* **Excerpted passage**:

No common platform with the Social Democracy or with the
leaders of the German trade unions, no common publications, banners, or placards!
March separately, but strike together! Agree only on how to strike, whom to
strike, and when to strike! Such an agreement can be concluded even with the
devil himself, his grandmother, and Noske and Grezesinsky. On one condition, not to bind one’s hands. It
is necessary, without any delay, finally to elaborate a practical system of
measures – not with the aim of merely “exposing” the Social Democracy (before
the Communists), but with the aim of actual struggle against Fascism. The
question of factory defence organisations, of unhampered activity on the part
of the factory councils, the inviolability of the workers’ organisations and
institutions, the question of arsenals that may be seized by the fascists, the
question of measures in the case of an emergency, that is, of the coordination
of the actions of the Communist and the Social Democratic divisions in the
struggle, etc., etc., must be dealt with in this program.
A practical program of agreements with the Social Democratic
workers was proposed by us as far back as September 1930 (The Turn in the
Comintern and the German Situation), that is, a year and a quarter ago. What
has the leadership undertaken in this direction? Next to nothing. The Central
Committee of the Communist Party has taken up everything except its direct
task. How much valuable, irretrievable time has been lost! Not much time is
left. The program of action must be strictly practical, objective, to the
point, without any of those artificial “claims,” without any reservations, so
that every average Social Democratic worker can say to himself. What the
Communists propose is completely indispensable for the struggle against Fascism.
On this basis, we must pull the Social Democratic workers along with us by our
example and criticise their leaders who will inevitably serve as a check and a
brake. Only in this way is victory possible.”

* **Objective 1**:
Reproduce verbatim the part of the passage on the united front against Fascism that begins with the words containing "A practical program" and ends with "the struggle against Fascism.".
* **Objective 2**:
Extend the passage on the united front against Fascism, starting with the sentence after its final one.

* **Entries supplied**:
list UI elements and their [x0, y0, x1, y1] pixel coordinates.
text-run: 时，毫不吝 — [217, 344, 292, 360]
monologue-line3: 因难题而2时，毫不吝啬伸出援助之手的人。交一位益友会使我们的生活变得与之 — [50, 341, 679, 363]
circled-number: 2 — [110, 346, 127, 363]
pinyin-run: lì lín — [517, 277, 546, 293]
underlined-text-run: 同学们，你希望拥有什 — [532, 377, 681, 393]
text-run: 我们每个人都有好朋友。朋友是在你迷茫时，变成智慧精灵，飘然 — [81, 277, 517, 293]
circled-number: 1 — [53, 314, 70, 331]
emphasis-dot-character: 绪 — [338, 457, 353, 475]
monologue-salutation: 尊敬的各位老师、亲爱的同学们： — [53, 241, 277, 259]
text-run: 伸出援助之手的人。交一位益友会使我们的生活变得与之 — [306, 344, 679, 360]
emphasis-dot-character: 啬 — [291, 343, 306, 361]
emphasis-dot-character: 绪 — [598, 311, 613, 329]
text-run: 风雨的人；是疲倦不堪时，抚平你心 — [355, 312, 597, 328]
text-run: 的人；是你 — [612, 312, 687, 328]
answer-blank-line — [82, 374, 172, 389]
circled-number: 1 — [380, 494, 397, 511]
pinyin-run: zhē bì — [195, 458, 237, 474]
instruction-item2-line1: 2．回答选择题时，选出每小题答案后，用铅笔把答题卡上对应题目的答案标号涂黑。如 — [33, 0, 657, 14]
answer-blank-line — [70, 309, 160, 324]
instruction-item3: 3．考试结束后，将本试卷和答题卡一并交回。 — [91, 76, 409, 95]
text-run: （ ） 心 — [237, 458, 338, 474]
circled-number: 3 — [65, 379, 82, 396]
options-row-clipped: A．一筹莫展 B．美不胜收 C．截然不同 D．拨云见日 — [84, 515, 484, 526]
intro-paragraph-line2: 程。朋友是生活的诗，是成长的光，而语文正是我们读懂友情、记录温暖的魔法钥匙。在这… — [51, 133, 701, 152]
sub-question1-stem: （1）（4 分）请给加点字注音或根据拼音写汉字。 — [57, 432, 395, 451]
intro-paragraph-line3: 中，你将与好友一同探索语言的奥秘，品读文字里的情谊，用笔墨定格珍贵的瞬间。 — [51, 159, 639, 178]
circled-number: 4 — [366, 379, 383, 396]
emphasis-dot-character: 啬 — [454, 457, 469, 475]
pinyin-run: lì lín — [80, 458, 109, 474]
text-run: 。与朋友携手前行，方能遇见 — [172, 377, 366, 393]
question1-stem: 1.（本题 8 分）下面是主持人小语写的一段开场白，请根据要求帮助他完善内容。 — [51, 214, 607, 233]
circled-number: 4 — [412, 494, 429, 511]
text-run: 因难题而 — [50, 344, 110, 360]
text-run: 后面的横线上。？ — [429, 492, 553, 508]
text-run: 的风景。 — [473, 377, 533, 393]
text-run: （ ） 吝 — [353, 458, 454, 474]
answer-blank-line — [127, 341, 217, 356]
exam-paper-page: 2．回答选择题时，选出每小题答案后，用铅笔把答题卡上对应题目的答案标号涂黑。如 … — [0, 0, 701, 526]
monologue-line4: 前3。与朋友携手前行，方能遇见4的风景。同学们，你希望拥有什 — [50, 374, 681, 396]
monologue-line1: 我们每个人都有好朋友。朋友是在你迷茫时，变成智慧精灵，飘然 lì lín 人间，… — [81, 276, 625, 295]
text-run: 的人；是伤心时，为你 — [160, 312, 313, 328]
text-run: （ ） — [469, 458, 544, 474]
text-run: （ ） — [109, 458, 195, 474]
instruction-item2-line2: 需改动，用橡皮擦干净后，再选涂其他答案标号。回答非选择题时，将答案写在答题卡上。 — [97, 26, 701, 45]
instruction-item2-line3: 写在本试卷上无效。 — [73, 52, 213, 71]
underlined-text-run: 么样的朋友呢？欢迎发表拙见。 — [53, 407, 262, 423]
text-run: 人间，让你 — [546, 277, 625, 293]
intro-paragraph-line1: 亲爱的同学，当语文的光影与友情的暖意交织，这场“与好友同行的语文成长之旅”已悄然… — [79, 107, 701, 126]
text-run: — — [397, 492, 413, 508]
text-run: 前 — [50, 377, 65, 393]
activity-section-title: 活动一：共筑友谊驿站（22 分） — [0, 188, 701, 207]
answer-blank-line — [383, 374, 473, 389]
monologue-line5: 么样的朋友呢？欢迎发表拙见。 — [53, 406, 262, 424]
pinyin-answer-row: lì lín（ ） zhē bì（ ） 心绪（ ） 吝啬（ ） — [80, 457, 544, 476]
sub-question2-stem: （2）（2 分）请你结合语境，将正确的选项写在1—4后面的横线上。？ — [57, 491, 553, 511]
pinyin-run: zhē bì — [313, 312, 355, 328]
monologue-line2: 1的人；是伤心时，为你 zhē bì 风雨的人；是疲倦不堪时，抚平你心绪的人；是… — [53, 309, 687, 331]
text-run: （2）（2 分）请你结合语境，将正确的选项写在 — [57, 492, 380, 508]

* **Exercise result 1**:
A practical program of agreements with the Social Democratic
workers was proposed by us as far back as September 1930 (The Turn in the
Comintern and the German Situation), that is, a year and a quarter ago. What
has the leadership undertaken in this direction? Next to nothing. The Central
Committee of the Communist Party has taken up everything except its direct
task. How much valuable, irretrievable time has been lost! Not much time is
left. The program of action must be strictly practical, objective, to the
point, without any of those artificial “claims,” without any reservations, so
that every average Social Democratic worker can say to himself. What the
Communists propose is completely indispensable for the struggle against Fascism.

* **Exercise result 2**:
Ryback’s response in the book to the call for a united front
exposes his class outlook and his hostility to a Marxist historical perspective.
He mentions Clara Zetkin's speech in which she calls for forming a united front.
Ryback rudely describes her 1932 speech as a “tedious polemic.” Other
historians have echoed Ryback’s hostility to a Marxist understanding of the
rise of Fascism over the last few decades.
As the Marxist writer Nick Beams reflects in his article Imperialism
and the Political Economy of the Holocaust, “ When I was a student in the
1960s, it was widely understood that the coming to power of fascist regimes was
a direct response by the capitalist class to the dangers posed by the mass
socialist workers’ movement, the most powerful of which had existed in Germany.
During the past 25 years, this understanding has come under sustained attack.
He continues: An article published at the end of 2005 by the
British historian Michael Burleigh in the right-wing Weekly Standard noted:
“When I started teaching the history of modern Germany 20 years ago, it was
still obligatory to devote considerable attention to Marxisant attempts to pin
the blame for Fascism on this or that element of big business. Much of the
literature was by scholars of a leftist disposition, while classes on Fascism
tended to attract a disproportionate number of students from the radical
fringes. Things have moved on since then; it is more common nowadays to discuss
Nazism as a species of a ‘racial state’, or even of being a surrogate
religion…”
In his book The Third Reich: A New History,
published in 2001, Burleigh claimed that the “school of wishful thinking about
the relationship between capitalism and fascism” had been comprehensively
demolished by Turner. According to Burleigh, Nazism was a kind of
“political religion”, and its rise to power and the crimes it committed could
not be connected to capitalism. But the question of the relationship between
the Nazi movement and big business is far from exhausted simply by the level of
funding. The Marxist movement has never maintained that behind the Nazi Party,
there was some kind of secret cabal of big business leaders pulling the
strings. That does not mean, however, that the conceptions and ideology of the
Nazi movement were unrelated to the deepest needs and interests of big
business.”
Ryback’s book is not without merit and should garner a wide
readership. However, like most new books on this subject, it is missing one
vital ingredient: an in-depth look at the huge betrayal of the worker's
movement by Stalinism and Social Democracy. The Marxist movement must carry out
this task. If the editors of Mehring Books are reading this article, then it is
down to you to correct the historical record with a new publication.
Notes
1.
On Hitler's Mein Kampf-The Poetics of National
Socialism-By Albrecht Koschorke
Translated by Erik Butler
2.
Why Are They Back- Christoph Vandreier- Mehring
Books-2019
3.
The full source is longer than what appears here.